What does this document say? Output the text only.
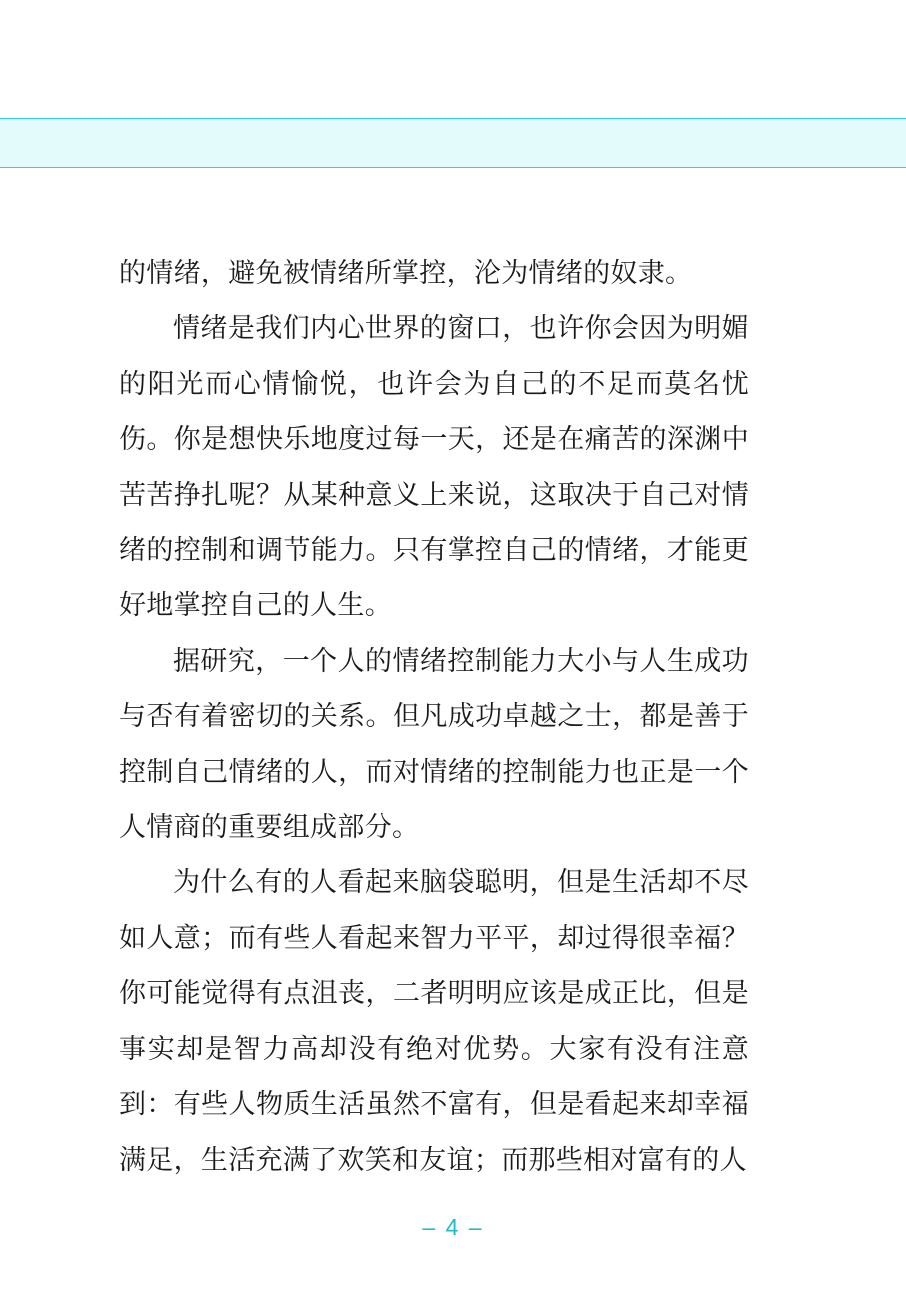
的情绪，避免被情绪所掌控，沦为情绪的奴隶。

情绪是我们内心世界的窗口，也许你会因为明媚的阳光而心情愉悦，也许会为自己的不足而莫名忧伤。你是想快乐地度过每一天，还是在痛苦的深渊中苦苦挣扎呢？从某种意义上来说，这取决于自己对情绪的控制和调节能力。只有掌控自己的情绪，才能更好地掌控自己的人生。

据研究，一个人的情绪控制能力大小与人生成功与否有着密切的关系。但凡成功卓越之士，都是善于控制自己情绪的人，而对情绪的控制能力也正是一个人情商的重要组成部分。

为什么有的人看起来脑袋聪明，但是生活却不尽如人意；而有些人看起来智力平平，却过得很幸福？你可能觉得有点沮丧，二者明明应该是成正比，但是事实却是智力高却没有绝对优势。大家有没有注意到：有些人物质生活虽然不富有，但是看起来却幸福满足，生活充满了欢笑和友谊；而那些相对富有的人

– 4 –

▶ _Exercise aim_: Keep the pictures out of your copy, and repeat every entry above exactly.

▶ _Exercise answer_:
What does this document say? Output the text only.
的情绪，避免被情绪所掌控，沦为情绪的奴隶。

情绪是我们内心世界的窗口，也许你会因为明媚的阳光而心情愉悦，也许会为自己的不足而莫名忧伤。你是想快乐地度过每一天，还是在痛苦的深渊中苦苦挣扎呢？从某种意义上来说，这取决于自己对情绪的控制和调节能力。只有掌控自己的情绪，才能更好地掌控自己的人生。

据研究，一个人的情绪控制能力大小与人生成功与否有着密切的关系。但凡成功卓越之士，都是善于控制自己情绪的人，而对情绪的控制能力也正是一个人情商的重要组成部分。

为什么有的人看起来脑袋聪明，但是生活却不尽如人意；而有些人看起来智力平平，却过得很幸福？你可能觉得有点沮丧，二者明明应该是成正比，但是事实却是智力高却没有绝对优势。大家有没有注意到：有些人物质生活虽然不富有，但是看起来却幸福满足，生活充满了欢笑和友谊；而那些相对富有的人

– 4 –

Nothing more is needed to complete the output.